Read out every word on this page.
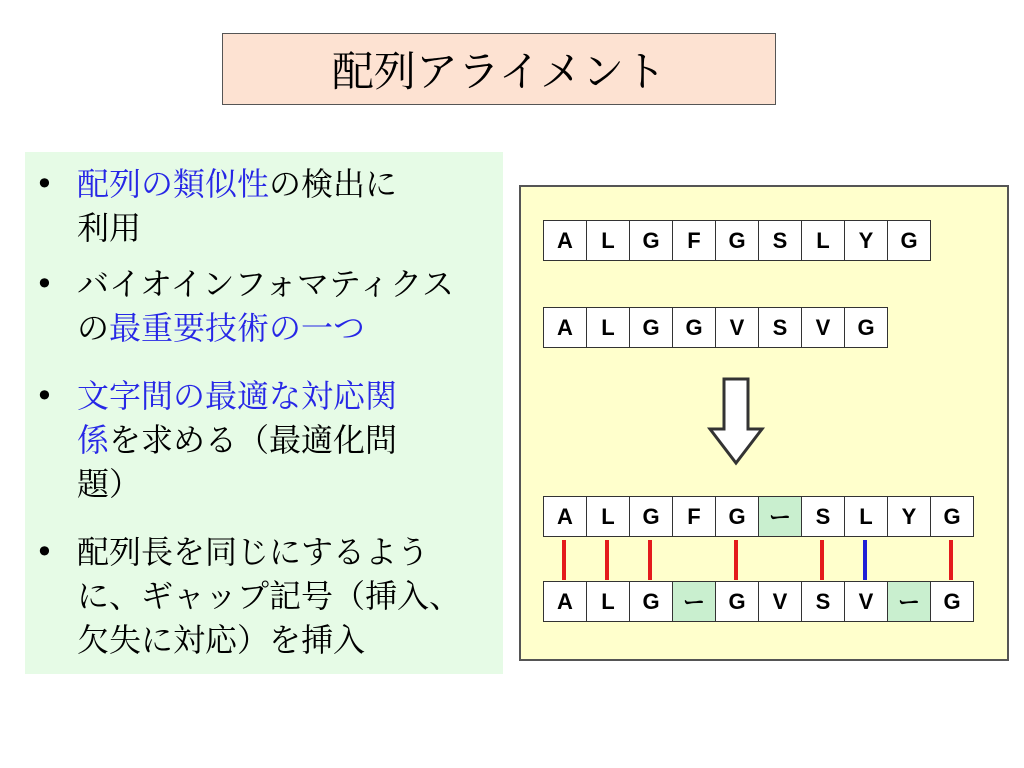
配列アライメント
• 配列の類似性の検出に
利用
• バイオインフォマティクス
の最重要技術の一つ
• 文字間の最適な対応関
係を求める（最適化問
題）
• 配列長を同じにするよう
に、ギャップ記号（挿入、
欠失に対応）を挿入
A	L	G	F	G	S	L	Y	G
A	L	G	G	V	S	V	G
A	L	G	F	G	ー	S	L	Y	G
A	L	G	ー	G	V	S	V	ー	G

══════════

> **CHALLENGE**: Return all of the entries word for word, but omit the pictures.

> **EXERCISE ANSWER**:
Read out every word on this page.
配列アライメント
• 配列の類似性の検出に
利用
• バイオインフォマティクス
の最重要技術の一つ
• 文字間の最適な対応関
係を求める（最適化問
題）
• 配列長を同じにするよう
に、ギャップ記号（挿入、
欠失に対応）を挿入
A	L	G	F	G	S	L	Y	G
A	L	G	G	V	S	V	G
A	L	G	F	G	ー	S	L	Y	G
A	L	G	ー	G	V	S	V	ー	G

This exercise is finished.